Al-Hafizh Ibnu Hajar menjelaskan tentang ayat 59 dari surat An-Nisa dari At-Thaibi ia berkata, “Kata kerja yang yang diulang pada firman-Nya, ‘Dan taatilah (Muahammad),’ adalah isyarat bahwa Rasulullah ﷺ harus ditaati secara mutlak, sementara kata kerja yang sama tidak diulang pada kata ulil amri mengisyaratkan bahwa ada di antara para pemimpin yang tidak wajib ditaati. Setelah itu, Allah menjelaskan melalui firman-Nya, ‘Kemudian, jika kamu berbeda pendapat tentang sesuatu,’ seakan dikatakan, ‘Jika mereka tidak menerapkan kebenaran, jangan mentaati mereka dan kembalikan apa yang kalian perselisihkan kepada hukum Allah dan Rasul-Nya.”

Batasan Taat Kepada Penguasa
Oleh karena ketaatan kepada penguasa tidak bersifat mutlak, tentunya ia mempunyai batasan tertentu dalam memberikan ketaatan kepada mereka. Sehingga, kita tidak salah kaprah dan akhirnya berujung kepada petaka. Dengan begitu ada tiga batasan yang tidak boleh dilangkahi atau bahkan sengaja masuk ke dalamnya, ketika memberikan ketaatan kepada penguasa.

*DAFTAR TUGAS*:
a) Menurut teks tentang ketaatan kepada penguasa, berapa batasan yang tidak boleh dilangkahi ketika memberikan ketaatan kepada penguasa?
b) Tentukan apakah setiap pernyataan berikut sesuai dengan teks tentang ketaatan kepada penguasa, lalu kutip kata-kata dari teks yang menjadi dasarnya: (i) Rasulullah ﷺ harus ditaati secara mutlak. (ii) Ketaatan kepada penguasa bersifat mutlak. (iii) Ayat yang dijelaskan berasal dari surat Al-Baqarah.
Data berikut diambil dari sumber yang berbeda.

Data Kotak Elemen
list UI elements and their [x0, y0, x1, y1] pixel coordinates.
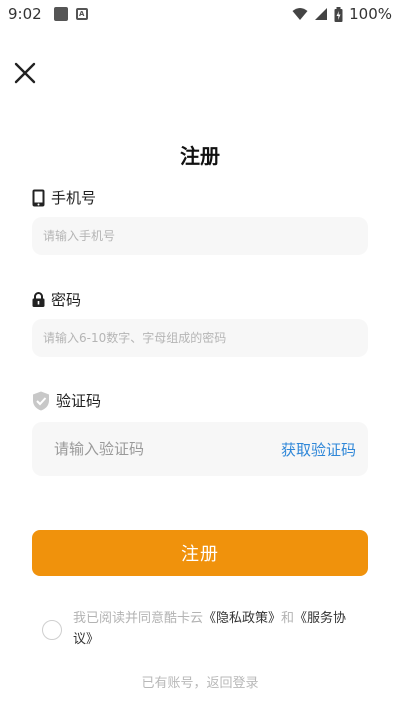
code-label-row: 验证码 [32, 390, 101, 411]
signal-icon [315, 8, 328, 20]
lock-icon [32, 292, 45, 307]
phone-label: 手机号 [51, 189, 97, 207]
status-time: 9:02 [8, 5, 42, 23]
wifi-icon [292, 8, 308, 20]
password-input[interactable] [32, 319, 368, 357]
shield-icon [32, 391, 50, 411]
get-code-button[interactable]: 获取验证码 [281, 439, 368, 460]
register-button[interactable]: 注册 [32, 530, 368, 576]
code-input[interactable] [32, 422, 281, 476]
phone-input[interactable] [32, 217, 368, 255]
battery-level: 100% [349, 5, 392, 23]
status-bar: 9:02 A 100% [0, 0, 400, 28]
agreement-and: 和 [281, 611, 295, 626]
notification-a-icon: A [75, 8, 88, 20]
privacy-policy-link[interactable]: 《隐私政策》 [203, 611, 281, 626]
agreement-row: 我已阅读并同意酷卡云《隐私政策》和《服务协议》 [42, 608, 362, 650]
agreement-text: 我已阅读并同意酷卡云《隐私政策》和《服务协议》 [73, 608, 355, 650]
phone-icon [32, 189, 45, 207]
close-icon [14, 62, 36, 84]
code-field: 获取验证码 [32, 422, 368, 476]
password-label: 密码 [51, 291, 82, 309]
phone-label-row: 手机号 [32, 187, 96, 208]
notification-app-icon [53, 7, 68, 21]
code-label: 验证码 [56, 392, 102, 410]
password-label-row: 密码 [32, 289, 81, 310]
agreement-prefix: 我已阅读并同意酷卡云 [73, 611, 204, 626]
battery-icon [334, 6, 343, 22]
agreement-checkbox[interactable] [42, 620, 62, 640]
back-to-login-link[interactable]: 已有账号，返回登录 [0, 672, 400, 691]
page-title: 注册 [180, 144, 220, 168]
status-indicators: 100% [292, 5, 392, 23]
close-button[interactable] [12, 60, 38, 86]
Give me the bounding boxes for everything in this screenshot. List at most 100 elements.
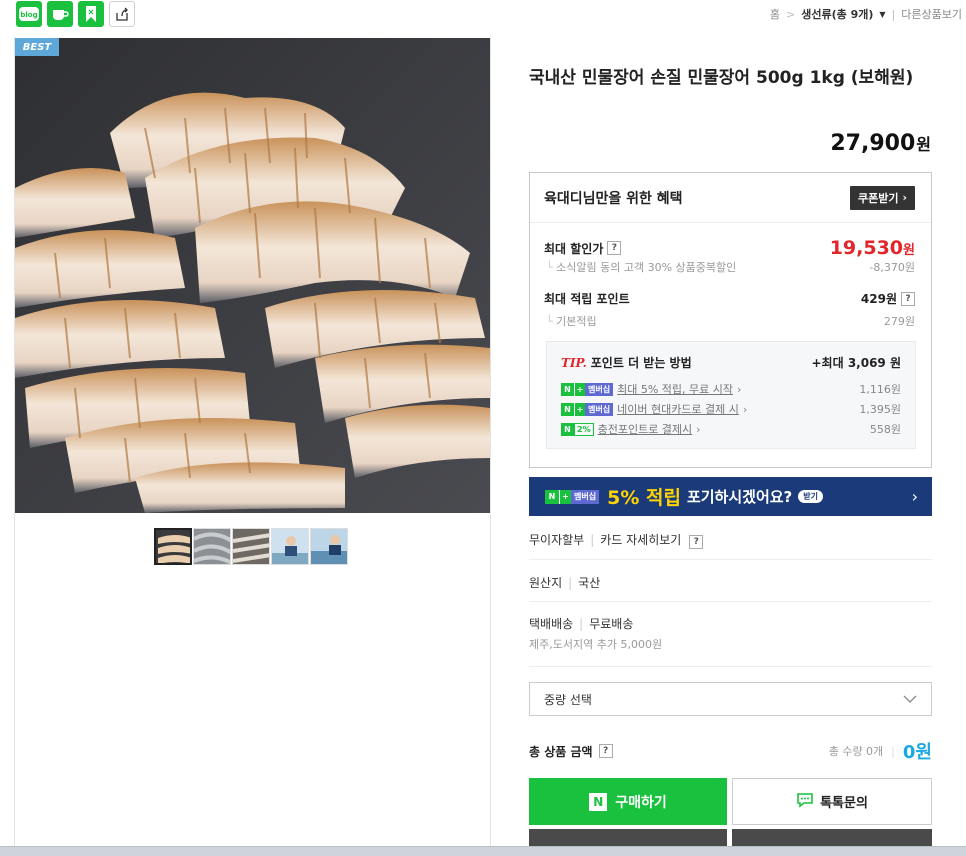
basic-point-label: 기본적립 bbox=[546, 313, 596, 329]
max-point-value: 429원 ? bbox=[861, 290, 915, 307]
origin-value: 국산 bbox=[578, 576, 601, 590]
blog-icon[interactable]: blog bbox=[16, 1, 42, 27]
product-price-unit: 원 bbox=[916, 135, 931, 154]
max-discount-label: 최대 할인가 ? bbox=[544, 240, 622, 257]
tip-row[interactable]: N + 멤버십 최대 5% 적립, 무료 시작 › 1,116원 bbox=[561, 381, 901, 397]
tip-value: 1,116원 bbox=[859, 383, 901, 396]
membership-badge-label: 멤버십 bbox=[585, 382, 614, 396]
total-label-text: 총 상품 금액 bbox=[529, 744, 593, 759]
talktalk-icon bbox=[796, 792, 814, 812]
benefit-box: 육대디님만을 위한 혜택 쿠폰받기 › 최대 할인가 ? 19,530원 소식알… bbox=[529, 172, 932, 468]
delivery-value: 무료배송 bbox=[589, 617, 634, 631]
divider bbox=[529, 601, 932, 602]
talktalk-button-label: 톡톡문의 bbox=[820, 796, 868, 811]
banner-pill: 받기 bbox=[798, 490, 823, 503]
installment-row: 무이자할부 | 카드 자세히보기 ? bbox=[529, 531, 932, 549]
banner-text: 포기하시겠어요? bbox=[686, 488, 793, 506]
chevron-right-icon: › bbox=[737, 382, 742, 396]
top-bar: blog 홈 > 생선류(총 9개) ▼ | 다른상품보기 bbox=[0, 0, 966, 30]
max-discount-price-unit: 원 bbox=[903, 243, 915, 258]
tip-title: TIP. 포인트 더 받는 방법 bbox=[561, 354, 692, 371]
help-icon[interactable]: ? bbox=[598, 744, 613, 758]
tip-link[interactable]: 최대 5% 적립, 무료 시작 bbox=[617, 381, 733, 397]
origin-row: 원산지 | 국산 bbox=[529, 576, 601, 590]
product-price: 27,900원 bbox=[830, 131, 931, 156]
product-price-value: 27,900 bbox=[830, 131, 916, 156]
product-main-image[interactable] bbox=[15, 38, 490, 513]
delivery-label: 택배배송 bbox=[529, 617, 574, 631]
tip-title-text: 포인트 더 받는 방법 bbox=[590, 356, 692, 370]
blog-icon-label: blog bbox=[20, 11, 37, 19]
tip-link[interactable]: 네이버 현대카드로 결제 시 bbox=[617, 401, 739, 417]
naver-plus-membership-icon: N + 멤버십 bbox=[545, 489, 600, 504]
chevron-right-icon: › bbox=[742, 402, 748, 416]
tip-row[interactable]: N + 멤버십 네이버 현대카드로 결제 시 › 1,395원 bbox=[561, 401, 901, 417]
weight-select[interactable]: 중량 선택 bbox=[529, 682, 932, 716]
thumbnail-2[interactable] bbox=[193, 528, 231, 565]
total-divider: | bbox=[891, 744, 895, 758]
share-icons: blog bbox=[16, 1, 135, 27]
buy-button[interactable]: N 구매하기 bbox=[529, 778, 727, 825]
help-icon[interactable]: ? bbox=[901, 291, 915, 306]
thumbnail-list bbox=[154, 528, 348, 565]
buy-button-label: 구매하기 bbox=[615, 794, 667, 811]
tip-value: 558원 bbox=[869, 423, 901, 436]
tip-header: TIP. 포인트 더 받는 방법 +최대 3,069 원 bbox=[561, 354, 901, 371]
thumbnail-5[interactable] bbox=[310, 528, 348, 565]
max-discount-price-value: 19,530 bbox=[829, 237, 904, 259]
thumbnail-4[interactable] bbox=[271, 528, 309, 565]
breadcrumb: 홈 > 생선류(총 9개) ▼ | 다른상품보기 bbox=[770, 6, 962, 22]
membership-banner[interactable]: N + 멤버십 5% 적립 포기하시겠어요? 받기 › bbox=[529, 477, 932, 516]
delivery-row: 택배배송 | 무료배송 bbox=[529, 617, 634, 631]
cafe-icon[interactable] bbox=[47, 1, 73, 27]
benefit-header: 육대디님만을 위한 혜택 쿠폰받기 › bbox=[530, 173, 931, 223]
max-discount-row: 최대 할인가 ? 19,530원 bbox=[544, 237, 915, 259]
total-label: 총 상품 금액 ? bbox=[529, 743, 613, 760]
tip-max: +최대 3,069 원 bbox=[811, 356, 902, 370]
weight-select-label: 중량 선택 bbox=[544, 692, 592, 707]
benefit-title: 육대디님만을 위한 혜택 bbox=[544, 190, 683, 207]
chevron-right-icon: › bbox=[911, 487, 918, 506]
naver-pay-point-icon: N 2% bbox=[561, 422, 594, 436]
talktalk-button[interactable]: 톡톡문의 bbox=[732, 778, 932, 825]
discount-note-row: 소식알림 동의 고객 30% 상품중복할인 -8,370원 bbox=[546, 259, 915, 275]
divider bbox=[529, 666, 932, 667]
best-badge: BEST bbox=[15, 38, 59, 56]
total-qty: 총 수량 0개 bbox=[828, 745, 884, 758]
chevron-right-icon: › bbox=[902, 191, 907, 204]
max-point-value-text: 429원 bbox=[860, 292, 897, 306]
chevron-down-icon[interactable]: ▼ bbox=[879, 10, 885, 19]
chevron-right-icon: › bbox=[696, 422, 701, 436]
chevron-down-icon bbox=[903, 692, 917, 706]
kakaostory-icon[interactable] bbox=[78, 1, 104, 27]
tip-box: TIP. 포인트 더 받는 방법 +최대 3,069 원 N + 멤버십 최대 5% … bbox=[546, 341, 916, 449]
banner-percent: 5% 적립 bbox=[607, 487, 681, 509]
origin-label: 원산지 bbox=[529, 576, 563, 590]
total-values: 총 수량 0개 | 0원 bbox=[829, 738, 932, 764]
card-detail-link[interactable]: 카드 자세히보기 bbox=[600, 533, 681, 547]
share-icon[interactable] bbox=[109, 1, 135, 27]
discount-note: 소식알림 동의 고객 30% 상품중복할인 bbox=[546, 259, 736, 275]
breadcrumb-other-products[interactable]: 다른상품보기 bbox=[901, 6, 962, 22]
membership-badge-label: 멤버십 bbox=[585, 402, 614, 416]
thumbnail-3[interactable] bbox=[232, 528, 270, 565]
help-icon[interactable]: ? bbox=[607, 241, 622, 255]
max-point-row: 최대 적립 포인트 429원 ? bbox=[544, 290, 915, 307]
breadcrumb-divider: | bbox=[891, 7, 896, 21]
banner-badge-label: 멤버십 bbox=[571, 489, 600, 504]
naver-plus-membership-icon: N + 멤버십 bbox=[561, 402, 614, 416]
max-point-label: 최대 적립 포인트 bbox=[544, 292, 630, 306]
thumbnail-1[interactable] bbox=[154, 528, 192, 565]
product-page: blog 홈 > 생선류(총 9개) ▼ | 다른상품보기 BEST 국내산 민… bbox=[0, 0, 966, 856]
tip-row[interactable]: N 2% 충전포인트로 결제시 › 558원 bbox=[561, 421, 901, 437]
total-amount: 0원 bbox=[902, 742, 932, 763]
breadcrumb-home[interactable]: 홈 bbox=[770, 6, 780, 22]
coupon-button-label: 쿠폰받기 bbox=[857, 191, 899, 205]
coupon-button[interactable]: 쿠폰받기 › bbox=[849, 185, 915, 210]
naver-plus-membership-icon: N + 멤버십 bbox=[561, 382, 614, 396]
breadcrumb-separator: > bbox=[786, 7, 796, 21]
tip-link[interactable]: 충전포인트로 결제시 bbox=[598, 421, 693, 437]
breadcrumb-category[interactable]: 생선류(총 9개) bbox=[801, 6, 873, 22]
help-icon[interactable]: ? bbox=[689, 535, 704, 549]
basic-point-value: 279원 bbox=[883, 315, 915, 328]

*JAWABAN YANG DIHARAPKAN*:
a) Tiga batasan.

b)
(i) Ya: "isyarat bahwa Rasulullah ﷺ harus ditaati secara mutlak".
(ii) Tidak: "ketaatan kepada penguasa tidak bersifat mutlak".
(iii) Tidak: "ayat 59 dari surat An-Nisa".